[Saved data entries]

>>>>>

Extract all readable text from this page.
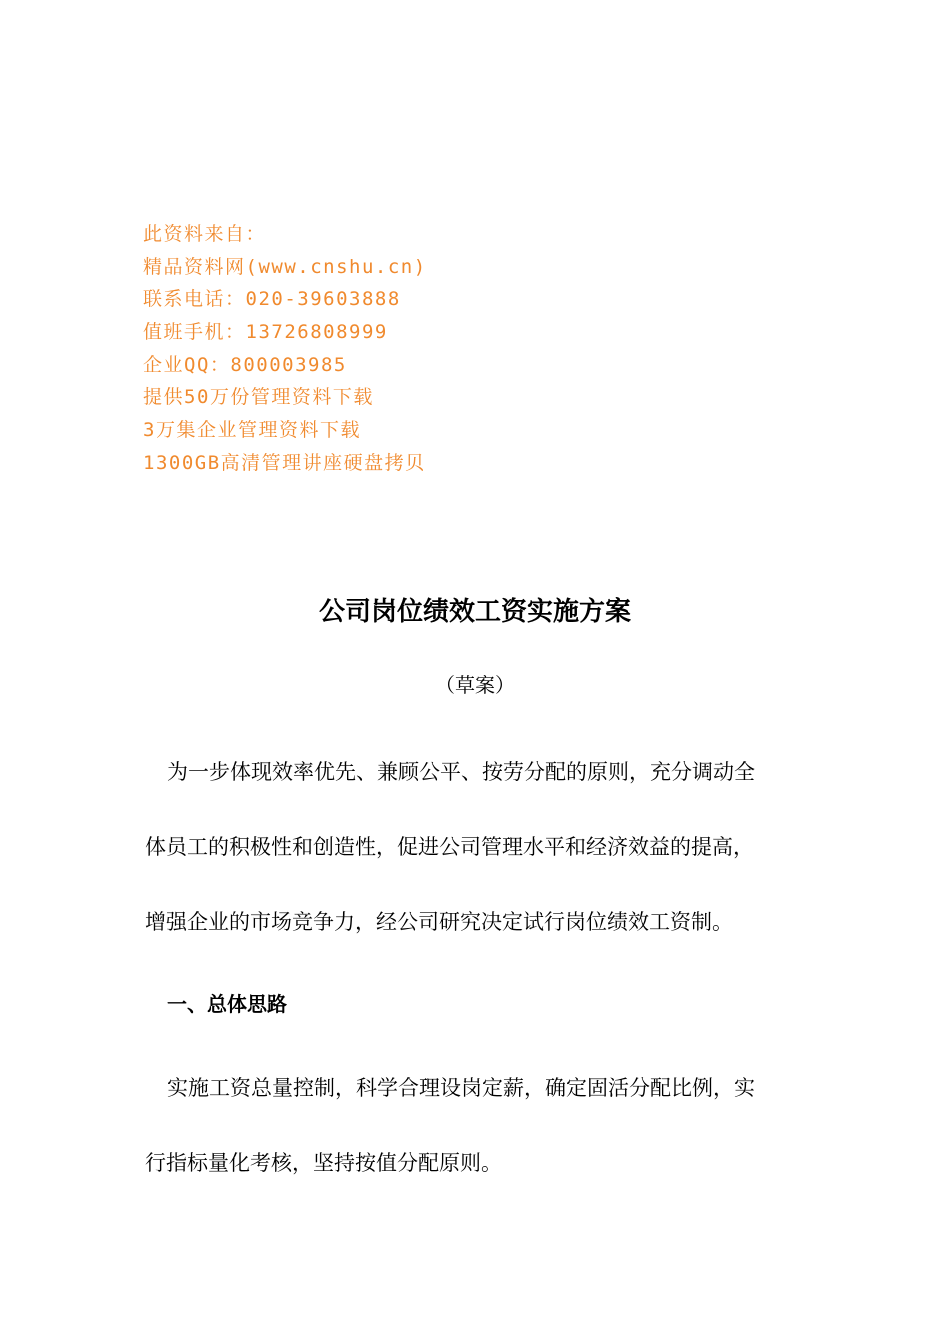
此资料来自：
精品资料网(www.cnshu.cn)
联系电话：020-39603888
值班手机：13726808999
企业QQ：800003985
提供50万份管理资料下载
3万集企业管理资料下载
1300GB高清管理讲座硬盘拷贝
公司岗位绩效工资实施方案
（草案）
为一步体现效率优先、兼顾公平、按劳分配的原则，充分调动全
体员工的积极性和创造性，促进公司管理水平和经济效益的提高，
增强企业的市场竞争力，经公司研究决定试行岗位绩效工资制。
一、总体思路
实施工资总量控制，科学合理设岗定薪，确定固活分配比例，实
行指标量化考核，坚持按值分配原则。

<<<<<

Aim:
Quote every line word for word and keep the images out of the copy.

Full answer:
Extract all readable text from this page.
此资料来自：
精品资料网(www.cnshu.cn)
联系电话：020-39603888
值班手机：13726808999
企业QQ：800003985
提供50万份管理资料下载
3万集企业管理资料下载
1300GB高清管理讲座硬盘拷贝
公司岗位绩效工资实施方案
（草案）
为一步体现效率优先、兼顾公平、按劳分配的原则，充分调动全
体员工的积极性和创造性，促进公司管理水平和经济效益的提高，
增强企业的市场竞争力，经公司研究决定试行岗位绩效工资制。
一、总体思路
实施工资总量控制，科学合理设岗定薪，确定固活分配比例，实
行指标量化考核，坚持按值分配原则。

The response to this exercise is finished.